**Written instruction:**
Repeat the material below exactly, with no pictures.

**Records for processing:**
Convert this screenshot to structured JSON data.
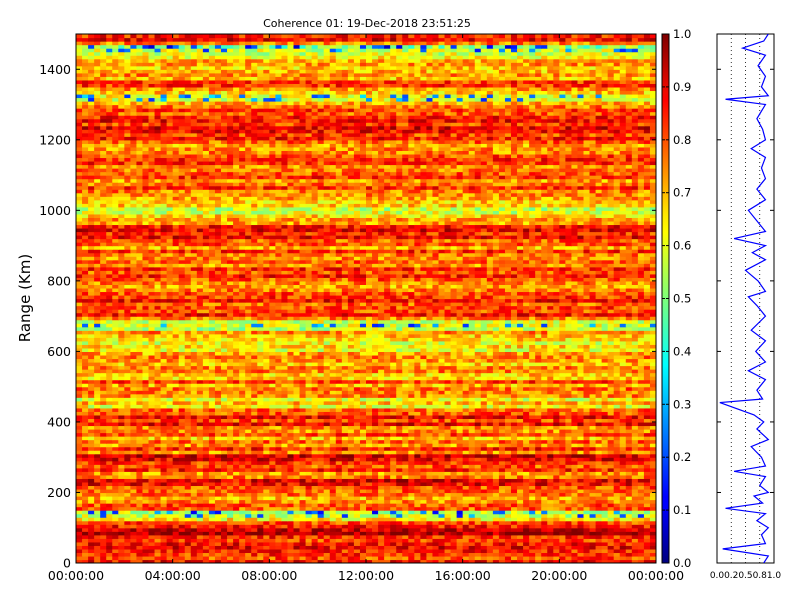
{
  "chart_data": [
    {
      "type": "heatmap",
      "title": "Coherence 01: 19-Dec-2018 23:51:25",
      "ylabel": "Range (Km)",
      "xlabel": "",
      "x_ticks": [
        "00:00:00",
        "04:00:00",
        "08:00:00",
        "12:00:00",
        "16:00:00",
        "20:00:00",
        "00:00:00"
      ],
      "xlim_hours": [
        0,
        24
      ],
      "y_ticks": [
        0,
        200,
        400,
        600,
        800,
        1000,
        1200,
        1400
      ],
      "ylim": [
        0,
        1500
      ],
      "colormap": "jet",
      "colorbar": {
        "ticks": [
          "0.0",
          "0.1",
          "0.2",
          "0.3",
          "0.4",
          "0.5",
          "0.6",
          "0.7",
          "0.8",
          "0.9",
          "1.0"
        ],
        "range": [
          0,
          1
        ]
      },
      "row_profile_km_coherence": [
        [
          0,
          0.85
        ],
        [
          30,
          0.88
        ],
        [
          100,
          0.9
        ],
        [
          145,
          0.5
        ],
        [
          160,
          0.88
        ],
        [
          190,
          0.72
        ],
        [
          230,
          0.86
        ],
        [
          260,
          0.78
        ],
        [
          300,
          0.87
        ],
        [
          330,
          0.75
        ],
        [
          380,
          0.72
        ],
        [
          400,
          0.85
        ],
        [
          420,
          0.8
        ],
        [
          450,
          0.62
        ],
        [
          470,
          0.68
        ],
        [
          500,
          0.78
        ],
        [
          540,
          0.72
        ],
        [
          580,
          0.7
        ],
        [
          620,
          0.66
        ],
        [
          650,
          0.72
        ],
        [
          680,
          0.55
        ],
        [
          700,
          0.85
        ],
        [
          740,
          0.82
        ],
        [
          780,
          0.72
        ],
        [
          800,
          0.78
        ],
        [
          840,
          0.8
        ],
        [
          880,
          0.76
        ],
        [
          900,
          0.78
        ],
        [
          940,
          0.85
        ],
        [
          980,
          0.75
        ],
        [
          1000,
          0.62
        ],
        [
          1040,
          0.82
        ],
        [
          1080,
          0.76
        ],
        [
          1120,
          0.8
        ],
        [
          1160,
          0.76
        ],
        [
          1200,
          0.8
        ],
        [
          1240,
          0.85
        ],
        [
          1280,
          0.78
        ],
        [
          1320,
          0.55
        ],
        [
          1360,
          0.8
        ],
        [
          1400,
          0.7
        ],
        [
          1440,
          0.65
        ],
        [
          1460,
          0.5
        ],
        [
          1480,
          0.82
        ],
        [
          1500,
          0.88
        ]
      ]
    },
    {
      "type": "line",
      "title": "",
      "xlabel": "",
      "ylabel": "",
      "xlim": [
        0,
        1
      ],
      "x_ticks": [
        "0.0",
        "0.2",
        "0.5",
        "0.8",
        "1.0"
      ],
      "ylim": [
        0,
        1500
      ],
      "y_ticks": [
        0,
        200,
        400,
        600,
        800,
        1000,
        1200,
        1400
      ],
      "color": "#0000ff",
      "series": [
        {
          "points_km_coherence": [
            [
              0,
              0.82
            ],
            [
              20,
              0.9
            ],
            [
              40,
              0.1
            ],
            [
              55,
              0.85
            ],
            [
              80,
              0.78
            ],
            [
              100,
              0.9
            ],
            [
              120,
              0.7
            ],
            [
              140,
              0.85
            ],
            [
              155,
              0.15
            ],
            [
              170,
              0.8
            ],
            [
              190,
              0.65
            ],
            [
              200,
              0.9
            ],
            [
              220,
              0.75
            ],
            [
              245,
              0.85
            ],
            [
              260,
              0.3
            ],
            [
              275,
              0.85
            ],
            [
              300,
              0.78
            ],
            [
              330,
              0.6
            ],
            [
              350,
              0.9
            ],
            [
              380,
              0.7
            ],
            [
              400,
              0.82
            ],
            [
              420,
              0.65
            ],
            [
              455,
              0.05
            ],
            [
              465,
              0.8
            ],
            [
              490,
              0.7
            ],
            [
              520,
              0.85
            ],
            [
              545,
              0.55
            ],
            [
              570,
              0.85
            ],
            [
              600,
              0.68
            ],
            [
              630,
              0.85
            ],
            [
              660,
              0.6
            ],
            [
              700,
              0.85
            ],
            [
              730,
              0.7
            ],
            [
              755,
              0.55
            ],
            [
              770,
              0.85
            ],
            [
              800,
              0.72
            ],
            [
              830,
              0.5
            ],
            [
              860,
              0.85
            ],
            [
              880,
              0.62
            ],
            [
              900,
              0.85
            ],
            [
              920,
              0.3
            ],
            [
              940,
              0.85
            ],
            [
              970,
              0.7
            ],
            [
              1000,
              0.55
            ],
            [
              1030,
              0.85
            ],
            [
              1060,
              0.7
            ],
            [
              1090,
              0.85
            ],
            [
              1120,
              0.78
            ],
            [
              1150,
              0.85
            ],
            [
              1175,
              0.6
            ],
            [
              1200,
              0.85
            ],
            [
              1230,
              0.8
            ],
            [
              1260,
              0.7
            ],
            [
              1300,
              0.85
            ],
            [
              1315,
              0.15
            ],
            [
              1325,
              0.9
            ],
            [
              1350,
              0.78
            ],
            [
              1380,
              0.85
            ],
            [
              1410,
              0.72
            ],
            [
              1440,
              0.85
            ],
            [
              1460,
              0.45
            ],
            [
              1480,
              0.82
            ],
            [
              1500,
              0.9
            ]
          ]
        }
      ]
    }
  ]
}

**Result for this exercise:**
Convert this screenshot to structured JSON data.
{
  "chart_data": [
    {
      "type": "heatmap",
      "title": "Coherence 01: 19-Dec-2018 23:51:25",
      "ylabel": "Range (Km)",
      "xlabel": "",
      "x_ticks": [
        "00:00:00",
        "04:00:00",
        "08:00:00",
        "12:00:00",
        "16:00:00",
        "20:00:00",
        "00:00:00"
      ],
      "xlim_hours": [
        0,
        24
      ],
      "y_ticks": [
        0,
        200,
        400,
        600,
        800,
        1000,
        1200,
        1400
      ],
      "ylim": [
        0,
        1500
      ],
      "colormap": "jet",
      "colorbar": {
        "ticks": [
          "0.0",
          "0.1",
          "0.2",
          "0.3",
          "0.4",
          "0.5",
          "0.6",
          "0.7",
          "0.8",
          "0.9",
          "1.0"
        ],
        "range": [
          0,
          1
        ]
      },
      "row_profile_km_coherence": [
        [
          0,
          0.85
        ],
        [
          30,
          0.88
        ],
        [
          100,
          0.9
        ],
        [
          145,
          0.5
        ],
        [
          160,
          0.88
        ],
        [
          190,
          0.72
        ],
        [
          230,
          0.86
        ],
        [
          260,
          0.78
        ],
        [
          300,
          0.87
        ],
        [
          330,
          0.75
        ],
        [
          380,
          0.72
        ],
        [
          400,
          0.85
        ],
        [
          420,
          0.8
        ],
        [
          450,
          0.62
        ],
        [
          470,
          0.68
        ],
        [
          500,
          0.78
        ],
        [
          540,
          0.72
        ],
        [
          580,
          0.7
        ],
        [
          620,
          0.66
        ],
        [
          650,
          0.72
        ],
        [
          680,
          0.55
        ],
        [
          700,
          0.85
        ],
        [
          740,
          0.82
        ],
        [
          780,
          0.72
        ],
        [
          800,
          0.78
        ],
        [
          840,
          0.8
        ],
        [
          880,
          0.76
        ],
        [
          900,
          0.78
        ],
        [
          940,
          0.85
        ],
        [
          980,
          0.75
        ],
        [
          1000,
          0.62
        ],
        [
          1040,
          0.82
        ],
        [
          1080,
          0.76
        ],
        [
          1120,
          0.8
        ],
        [
          1160,
          0.76
        ],
        [
          1200,
          0.8
        ],
        [
          1240,
          0.85
        ],
        [
          1280,
          0.78
        ],
        [
          1320,
          0.55
        ],
        [
          1360,
          0.8
        ],
        [
          1400,
          0.7
        ],
        [
          1440,
          0.65
        ],
        [
          1460,
          0.5
        ],
        [
          1480,
          0.82
        ],
        [
          1500,
          0.88
        ]
      ]
    },
    {
      "type": "line",
      "title": "",
      "xlabel": "",
      "ylabel": "",
      "xlim": [
        0,
        1
      ],
      "x_ticks": [
        "0.0",
        "0.2",
        "0.5",
        "0.8",
        "1.0"
      ],
      "ylim": [
        0,
        1500
      ],
      "y_ticks": [
        0,
        200,
        400,
        600,
        800,
        1000,
        1200,
        1400
      ],
      "color": "#0000ff",
      "series": [
        {
          "points_km_coherence": [
            [
              0,
              0.82
            ],
            [
              20,
              0.9
            ],
            [
              40,
              0.1
            ],
            [
              55,
              0.85
            ],
            [
              80,
              0.78
            ],
            [
              100,
              0.9
            ],
            [
              120,
              0.7
            ],
            [
              140,
              0.85
            ],
            [
              155,
              0.15
            ],
            [
              170,
              0.8
            ],
            [
              190,
              0.65
            ],
            [
              200,
              0.9
            ],
            [
              220,
              0.75
            ],
            [
              245,
              0.85
            ],
            [
              260,
              0.3
            ],
            [
              275,
              0.85
            ],
            [
              300,
              0.78
            ],
            [
              330,
              0.6
            ],
            [
              350,
              0.9
            ],
            [
              380,
              0.7
            ],
            [
              400,
              0.82
            ],
            [
              420,
              0.65
            ],
            [
              455,
              0.05
            ],
            [
              465,
              0.8
            ],
            [
              490,
              0.7
            ],
            [
              520,
              0.85
            ],
            [
              545,
              0.55
            ],
            [
              570,
              0.85
            ],
            [
              600,
              0.68
            ],
            [
              630,
              0.85
            ],
            [
              660,
              0.6
            ],
            [
              700,
              0.85
            ],
            [
              730,
              0.7
            ],
            [
              755,
              0.55
            ],
            [
              770,
              0.85
            ],
            [
              800,
              0.72
            ],
            [
              830,
              0.5
            ],
            [
              860,
              0.85
            ],
            [
              880,
              0.62
            ],
            [
              900,
              0.85
            ],
            [
              920,
              0.3
            ],
            [
              940,
              0.85
            ],
            [
              970,
              0.7
            ],
            [
              1000,
              0.55
            ],
            [
              1030,
              0.85
            ],
            [
              1060,
              0.7
            ],
            [
              1090,
              0.85
            ],
            [
              1120,
              0.78
            ],
            [
              1150,
              0.85
            ],
            [
              1175,
              0.6
            ],
            [
              1200,
              0.85
            ],
            [
              1230,
              0.8
            ],
            [
              1260,
              0.7
            ],
            [
              1300,
              0.85
            ],
            [
              1315,
              0.15
            ],
            [
              1325,
              0.9
            ],
            [
              1350,
              0.78
            ],
            [
              1380,
              0.85
            ],
            [
              1410,
              0.72
            ],
            [
              1440,
              0.85
            ],
            [
              1460,
              0.45
            ],
            [
              1480,
              0.82
            ],
            [
              1500,
              0.9
            ]
          ]
        }
      ]
    }
  ]
}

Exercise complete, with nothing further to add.